— TASK INSTRUCTIONS —
Every line from the one that contains "Give me a plain-text" to the last line of the listing below should be quoted verbatim. Pictures are excluded.

•••

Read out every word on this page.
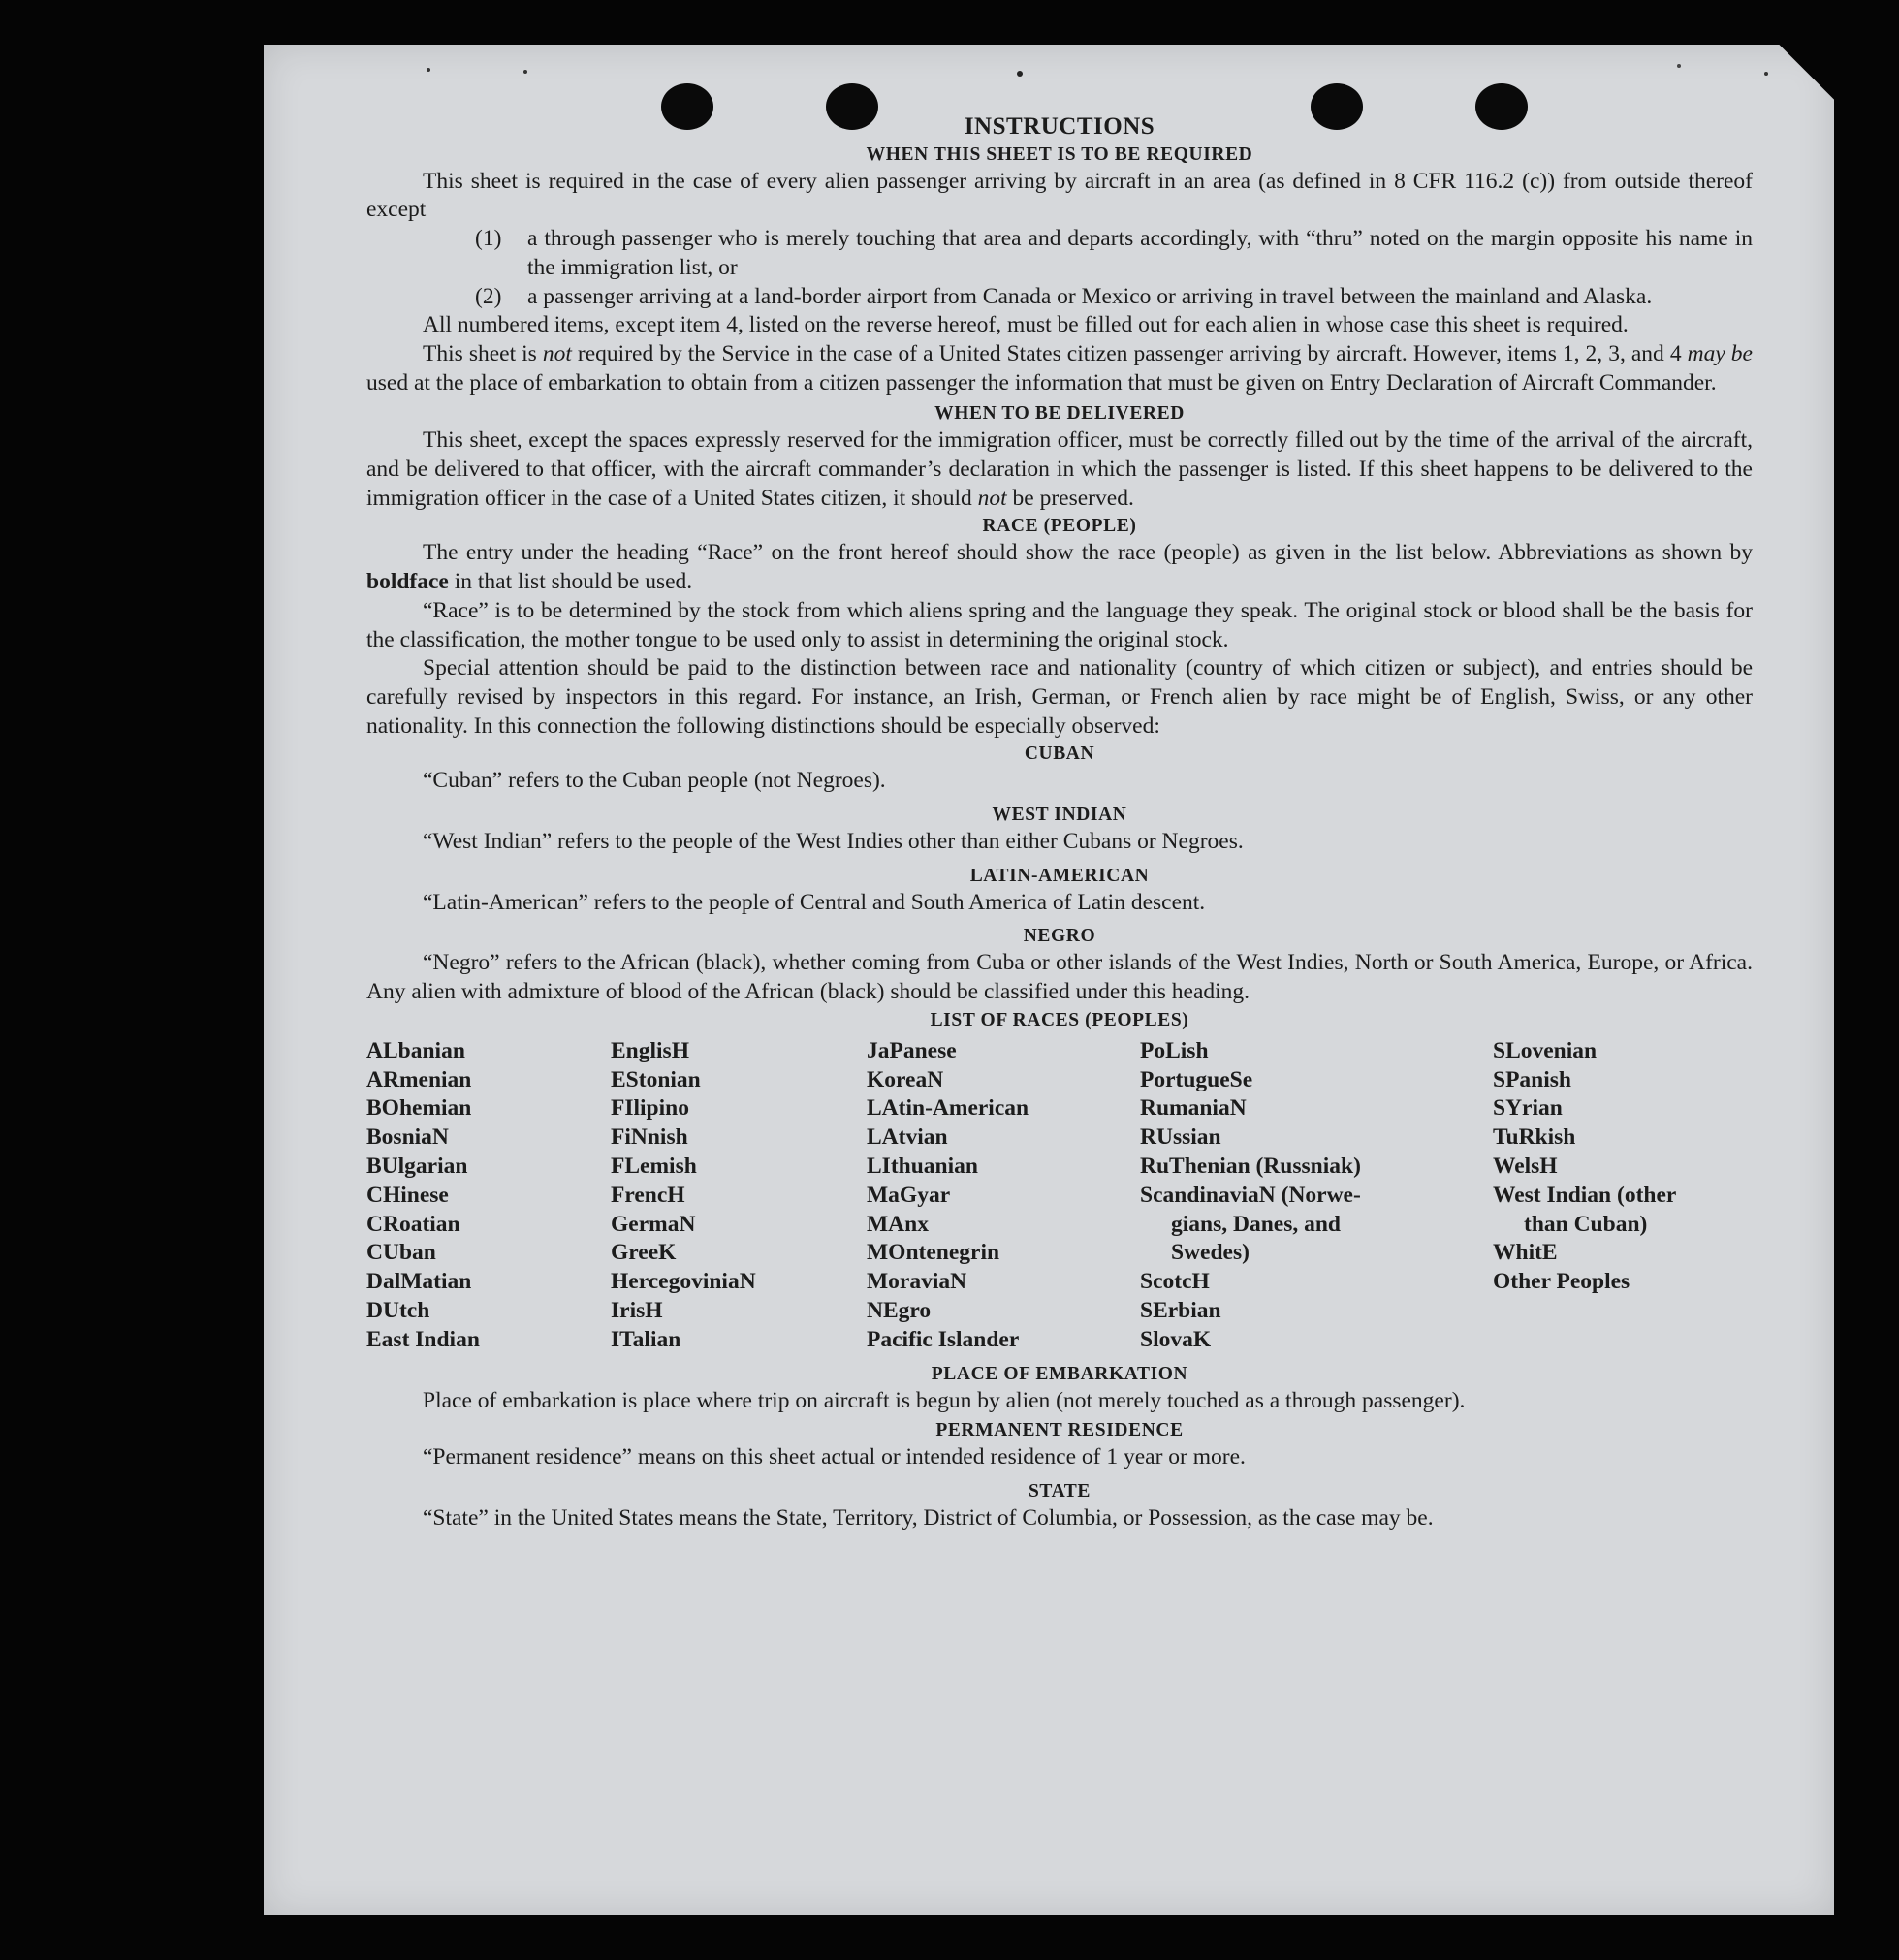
INSTRUCTIONS
WHEN THIS SHEET IS TO BE REQUIRED

This sheet is required in the case of every alien passenger arriving by aircraft in an area (as defined in 8 CFR 116.2 (c)) from outside thereof except

(1)	a through passenger who is merely touching that area and departs accordingly, with “thru” noted on the margin opposite his name in the immigration list, or
(2)	a passenger arriving at a land-border airport from Canada or Mexico or arriving in travel between the mainland and Alaska.

All numbered items, except item 4, listed on the reverse hereof, must be filled out for each alien in whose case this sheet is required.

This sheet is not required by the Service in the case of a United States citizen passenger arriving by aircraft. However, items 1, 2, 3, and 4 may be used at the place of embarkation to obtain from a citizen passenger the information that must be given on Entry Declaration of Aircraft Commander.

WHEN TO BE DELIVERED

This sheet, except the spaces expressly reserved for the immigration officer, must be correctly filled out by the time of the arrival of the aircraft, and be delivered to that officer, with the aircraft commander’s declaration in which the passenger is listed. If this sheet happens to be delivered to the immigration officer in the case of a United States citizen, it should not be preserved.

RACE (PEOPLE)

The entry under the heading “Race” on the front hereof should show the race (people) as given in the list below. Abbreviations as shown by boldface in that list should be used.

“Race” is to be determined by the stock from which aliens spring and the language they speak. The original stock or blood shall be the basis for the classification, the mother tongue to be used only to assist in determining the original stock.

Special attention should be paid to the distinction between race and nationality (country of which citizen or subject), and entries should be carefully revised by inspectors in this regard. For instance, an Irish, German, or French alien by race might be of English, Swiss, or any other nationality. In this connection the following distinctions should be especially observed:

CUBAN

“Cuban” refers to the Cuban people (not Negroes).

WEST INDIAN

“West Indian” refers to the people of the West Indies other than either Cubans or Negroes.

LATIN-AMERICAN

“Latin-American” refers to the people of Central and South America of Latin descent.

NEGRO

“Negro” refers to the African (black), whether coming from Cuba or other islands of the West Indies, North or South America, Europe, or Africa. Any alien with admixture of blood of the African (black) should be classified under this heading.

LIST OF RACES (PEOPLES)
ALbanian
ARmenian
BOhemian
BosniaN
BUlgarian
CHinese
CRoatian
CUban
DalMatian
DUtch
East Indian
EnglisH
EStonian
FIlipino
FiNnish
FLemish
FrencH
GermaN
GreeK
HercegoviniaN
IrisH
ITalian
JaPanese
KoreaN
LAtin-American
LAtvian
LIthuanian
MaGyar
MAnx
MOntenegrin
MoraviaN
NEgro
Pacific Islander
PoLish
PortugueSe
RumaniaN
RUssian
RuThenian (Russniak)
ScandinaviaN (Norwe-
gians, Danes, and
Swedes)
ScotcH
SErbian
SlovaK
SLovenian
SPanish
SYrian
TuRkish
WelsH
West Indian (other
than Cuban)
WhitE
Other Peoples
PLACE OF EMBARKATION

Place of embarkation is place where trip on aircraft is begun by alien (not merely touched as a through passenger).

PERMANENT RESIDENCE

“Permanent residence” means on this sheet actual or intended residence of 1 year or more.

STATE

“State” in the United States means the State, Territory, District of Columbia, or Possession, as the case may be.
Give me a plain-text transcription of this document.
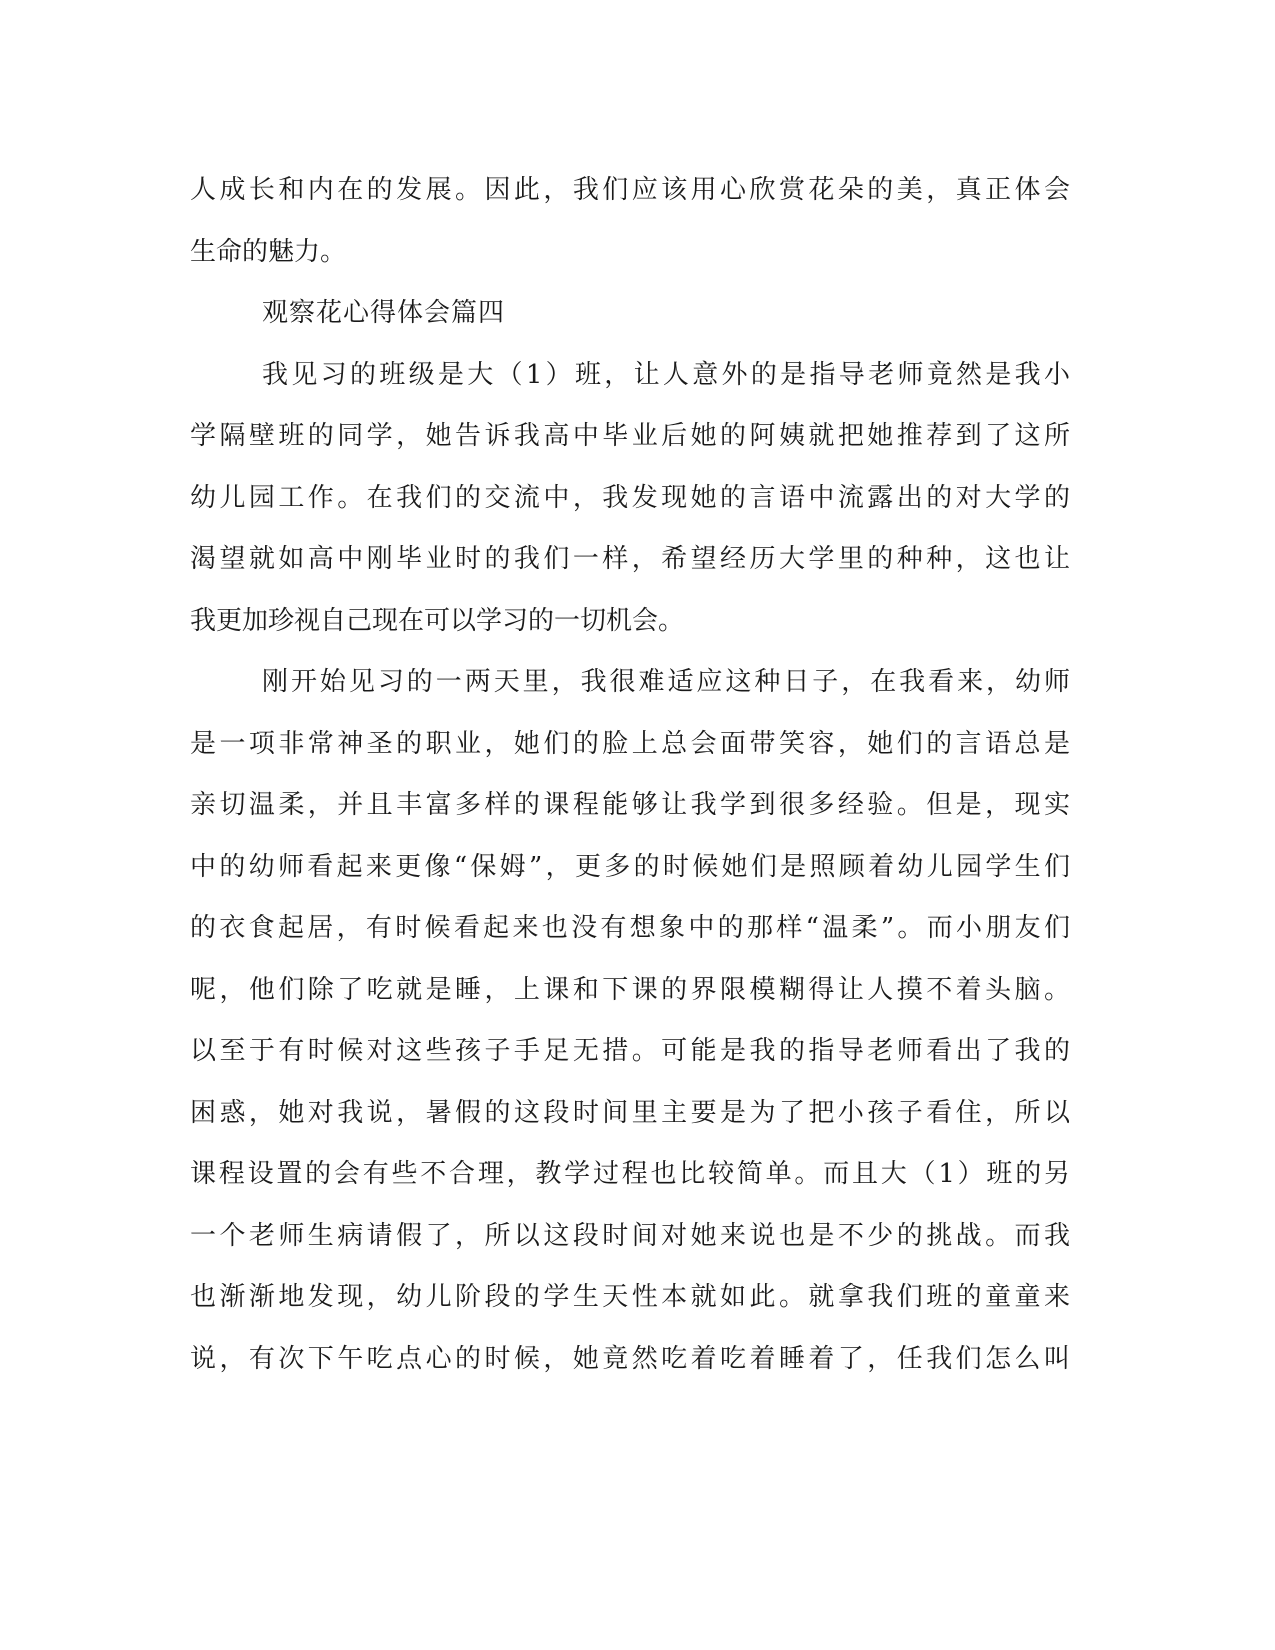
人成长和内在的发展。因此，我们应该用心欣赏花朵的美，真正体会
生命的魅力。
观察花心得体会篇四
我见习的班级是大（1）班，让人意外的是指导老师竟然是我小
学隔壁班的同学，她告诉我高中毕业后她的阿姨就把她推荐到了这所
幼儿园工作。在我们的交流中，我发现她的言语中流露出的对大学的
渴望就如高中刚毕业时的我们一样，希望经历大学里的种种，这也让
我更加珍视自己现在可以学习的一切机会。
刚开始见习的一两天里，我很难适应这种日子，在我看来，幼师
是一项非常神圣的职业，她们的脸上总会面带笑容，她们的言语总是
亲切温柔，并且丰富多样的课程能够让我学到很多经验。但是，现实
中的幼师看起来更像“保姆”，更多的时候她们是照顾着幼儿园学生们
的衣食起居，有时候看起来也没有想象中的那样“温柔”。而小朋友们
呢，他们除了吃就是睡，上课和下课的界限模糊得让人摸不着头脑。
以至于有时候对这些孩子手足无措。可能是我的指导老师看出了我的
困惑，她对我说，暑假的这段时间里主要是为了把小孩子看住，所以
课程设置的会有些不合理，教学过程也比较简单。而且大（1）班的另
一个老师生病请假了，所以这段时间对她来说也是不少的挑战。而我
也渐渐地发现，幼儿阶段的学生天性本就如此。就拿我们班的童童来
说，有次下午吃点心的时候，她竟然吃着吃着睡着了，任我们怎么叫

•••

— TASK ANSWER —
Give me a plain-text transcription of this document.
人成长和内在的发展。因此，我们应该用心欣赏花朵的美，真正体会
生命的魅力。
观察花心得体会篇四
我见习的班级是大（1）班，让人意外的是指导老师竟然是我小
学隔壁班的同学，她告诉我高中毕业后她的阿姨就把她推荐到了这所
幼儿园工作。在我们的交流中，我发现她的言语中流露出的对大学的
渴望就如高中刚毕业时的我们一样，希望经历大学里的种种，这也让
我更加珍视自己现在可以学习的一切机会。
刚开始见习的一两天里，我很难适应这种日子，在我看来，幼师
是一项非常神圣的职业，她们的脸上总会面带笑容，她们的言语总是
亲切温柔，并且丰富多样的课程能够让我学到很多经验。但是，现实
中的幼师看起来更像“保姆”，更多的时候她们是照顾着幼儿园学生们
的衣食起居，有时候看起来也没有想象中的那样“温柔”。而小朋友们
呢，他们除了吃就是睡，上课和下课的界限模糊得让人摸不着头脑。
以至于有时候对这些孩子手足无措。可能是我的指导老师看出了我的
困惑，她对我说，暑假的这段时间里主要是为了把小孩子看住，所以
课程设置的会有些不合理，教学过程也比较简单。而且大（1）班的另
一个老师生病请假了，所以这段时间对她来说也是不少的挑战。而我
也渐渐地发现，幼儿阶段的学生天性本就如此。就拿我们班的童童来
说，有次下午吃点心的时候，她竟然吃着吃着睡着了，任我们怎么叫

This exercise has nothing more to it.